Set task:
Below are some entries. Work out how many of their lines hold the word "Indo", and write that number alone.

——

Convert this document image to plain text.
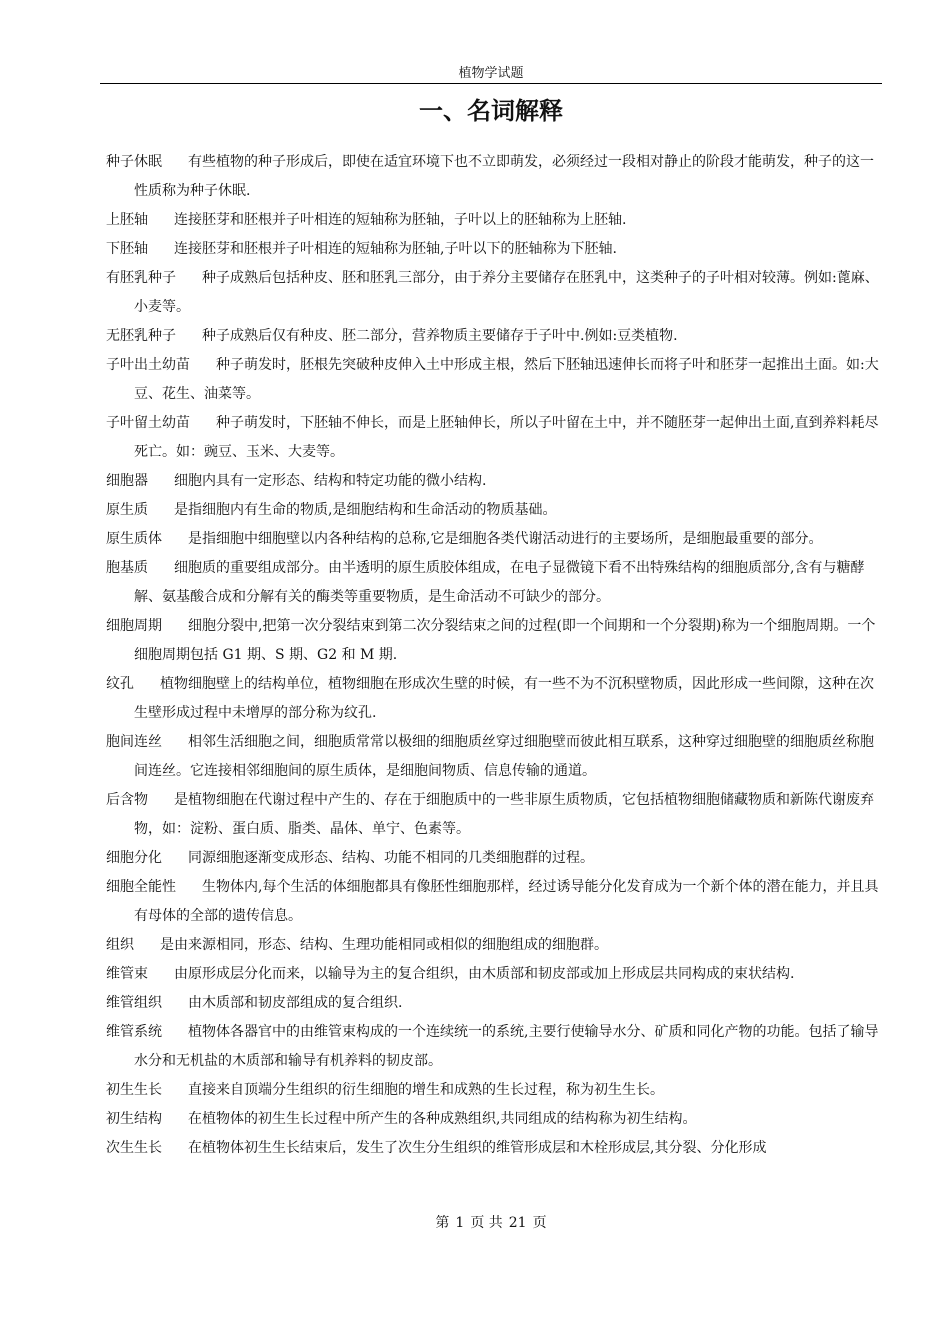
植物学试题
一、名词解释

种子休眠 有些植物的种子形成后，即使在适宜环境下也不立即萌发，必须经过一段相对静止的阶段才能萌发，种子的这一性质称为种子休眠.

上胚轴 连接胚芽和胚根并子叶相连的短轴称为胚轴，子叶以上的胚轴称为上胚轴.

下胚轴 连接胚芽和胚根并子叶相连的短轴称为胚轴,子叶以下的胚轴称为下胚轴.

有胚乳种子 种子成熟后包括种皮、胚和胚乳三部分，由于养分主要储存在胚乳中，这类种子的子叶相对较薄。例如:蓖麻、小麦等。

无胚乳种子 种子成熟后仅有种皮、胚二部分，营养物质主要储存于子叶中.例如:豆类植物.

子叶出土幼苗 种子萌发时，胚根先突破种皮伸入土中形成主根，然后下胚轴迅速伸长而将子叶和胚芽一起推出土面。如:大豆、花生、油菜等。

子叶留土幼苗 种子萌发时，下胚轴不伸长，而是上胚轴伸长，所以子叶留在土中，并不随胚芽一起伸出土面,直到养料耗尽死亡。如：豌豆、玉米、大麦等。

细胞器 细胞内具有一定形态、结构和特定功能的微小结构.

原生质 是指细胞内有生命的物质,是细胞结构和生命活动的物质基础。

原生质体 是指细胞中细胞壁以内各种结构的总称,它是细胞各类代谢活动进行的主要场所，是细胞最重要的部分。

胞基质 细胞质的重要组成部分。由半透明的原生质胶体组成，在电子显微镜下看不出特殊结构的细胞质部分,含有与糖酵解、氨基酸合成和分解有关的酶类等重要物质，是生命活动不可缺少的部分。

细胞周期 细胞分裂中,把第一次分裂结束到第二次分裂结束之间的过程(即一个间期和一个分裂期)称为一个细胞周期。一个细胞周期包括 G1 期、S 期、G2 和 M 期.

纹孔 植物细胞壁上的结构单位，植物细胞在形成次生壁的时候，有一些不为不沉积壁物质，因此形成一些间隙，这种在次生壁形成过程中未增厚的部分称为纹孔.

胞间连丝 相邻生活细胞之间，细胞质常常以极细的细胞质丝穿过细胞壁而彼此相互联系，这种穿过细胞壁的细胞质丝称胞间连丝。它连接相邻细胞间的原生质体，是细胞间物质、信息传输的通道。

后含物 是植物细胞在代谢过程中产生的、存在于细胞质中的一些非原生质物质，它包括植物细胞储藏物质和新陈代谢废弃物，如：淀粉、蛋白质、脂类、晶体、单宁、色素等。

细胞分化 同源细胞逐渐变成形态、结构、功能不相同的几类细胞群的过程。

细胞全能性 生物体内,每个生活的体细胞都具有像胚性细胞那样，经过诱导能分化发育成为一个新个体的潜在能力，并且具有母体的全部的遗传信息。

组织 是由来源相同，形态、结构、生理功能相同或相似的细胞组成的细胞群。

维管束 由原形成层分化而来，以输导为主的复合组织，由木质部和韧皮部或加上形成层共同构成的束状结构.

维管组织 由木质部和韧皮部组成的复合组织.

维管系统 植物体各器官中的由维管束构成的一个连续统一的系统,主要行使输导水分、矿质和同化产物的功能。包括了输导水分和无机盐的木质部和输导有机养料的韧皮部。

初生生长 直接来自顶端分生组织的衍生细胞的增生和成熟的生长过程，称为初生生长。

初生结构 在植物体的初生生长过程中所产生的各种成熟组织,共同组成的结构称为初生结构。

次生生长 在植物体初生生长结束后，发生了次生分生组织的维管形成层和木栓形成层,其分裂、分化形成

第 1 页 共 21 页
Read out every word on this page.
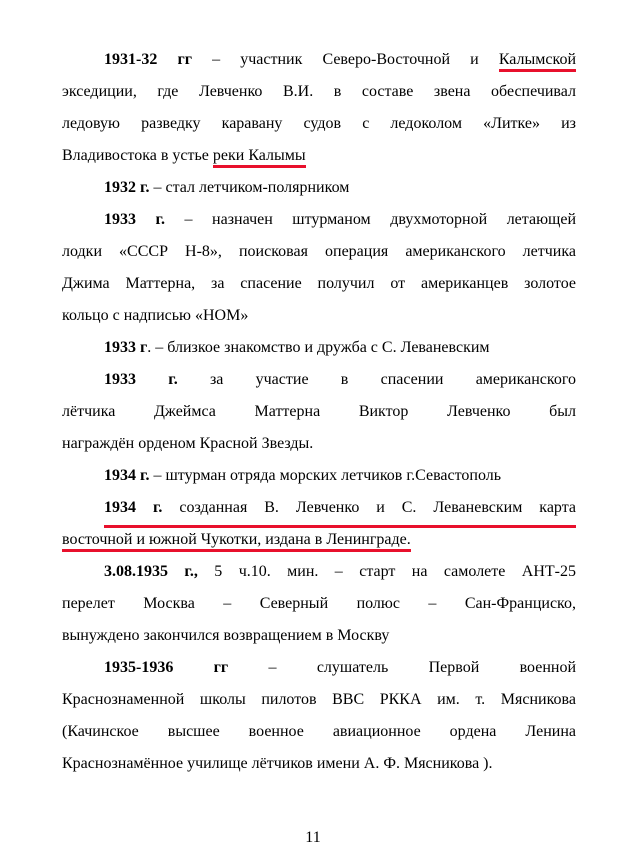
1931-32 гг – участник Северо-Восточной и Калымской
экседиции, где Левченко В.И. в составе звена обеспечивал
ледовую разведку каравану судов с ледоколом «Литке» из
Владивостока в устье реки Калымы
1932 г. – стал летчиком-полярником
1933 г. – назначен штурманом двухмоторной летающей
лодки «СССР Н-8», поисковая операция американского летчика
Джима Маттерна, за спасение получил от американцев золотое
кольцо с надписью «НОМ»
1933 г. – близкое знакомство и дружба с С. Леваневским
1933 г. за участие в спасении американского
лётчика Джеймса Маттерна Виктор Левченко был
награждён орденом Красной Звезды.
1934 г. – штурман отряда морских летчиков г.Севастополь
1934 г. созданная В. Левченко и С. Леваневским карта
восточной и южной Чукотки, издана в Ленинграде.
3.08.1935 г., 5 ч.10. мин. – старт на самолете АНТ-25
перелет Москва – Северный полюс – Сан-Франциско,
вынуждено закончился возвращением в Москву
1935-1936 гг – слушатель Первой военной
Краснознаменной школы пилотов ВВС РККА им. т. Мясникова
(Качинское высшее военное авиационное ордена Ленина
Краснознамённое училище лётчиков имени А. Ф. Мясникова ).
11
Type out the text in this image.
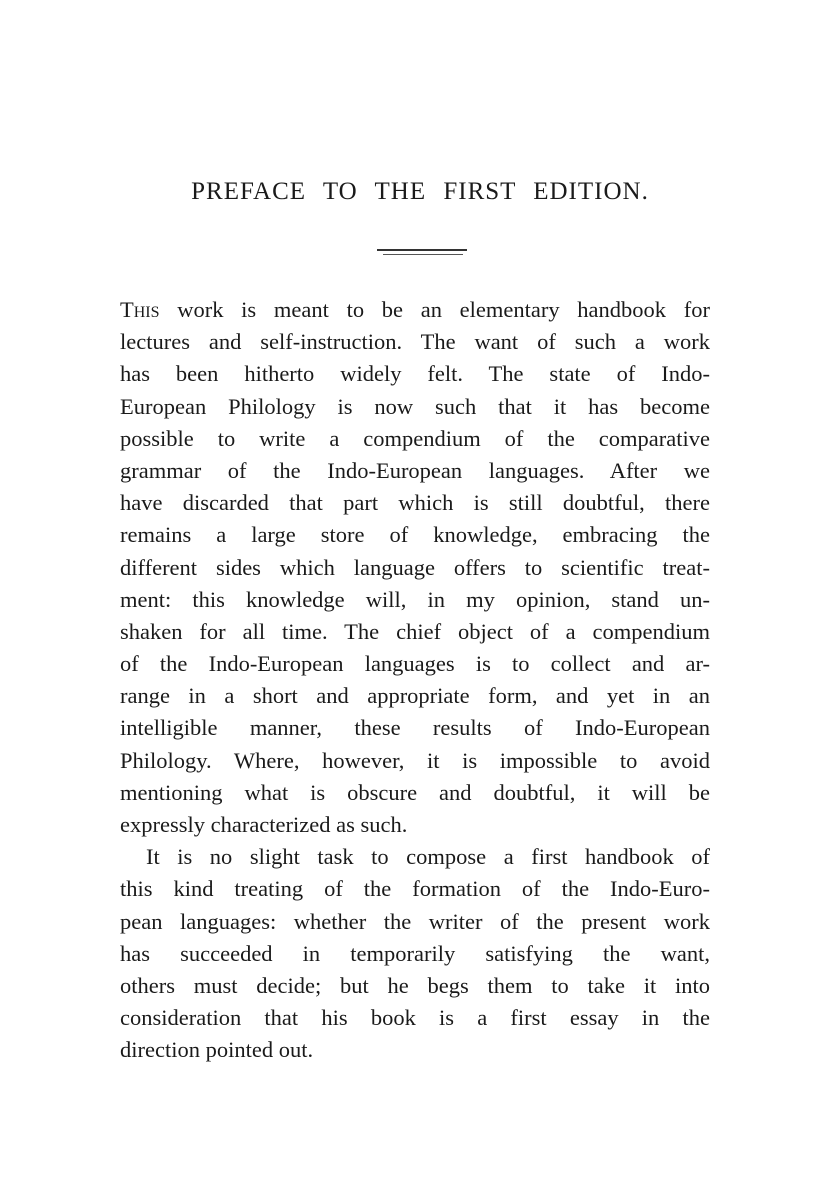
PREFACE TO THE FIRST EDITION.
This work is meant to be an elementary handbook for
lectures and self-instruction. The want of such a work
has been hitherto widely felt. The state of Indo-
European Philology is now such that it has become
possible to write a compendium of the comparative
grammar of the Indo-European languages. After we
have discarded that part which is still doubtful, there
remains a large store of knowledge, embracing the
different sides which language offers to scientific treat-
ment: this knowledge will, in my opinion, stand un-
shaken for all time. The chief object of a compendium
of the Indo-European languages is to collect and ar-
range in a short and appropriate form, and yet in an
intelligible manner, these results of Indo-European
Philology. Where, however, it is impossible to avoid
mentioning what is obscure and doubtful, it will be
expressly characterized as such.
It is no slight task to compose a first handbook of
this kind treating of the formation of the Indo-Euro-
pean languages: whether the writer of the present work
has succeeded in temporarily satisfying the want,
others must decide; but he begs them to take it into
consideration that his book is a first essay in the
direction pointed out.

——

Exercise response:
5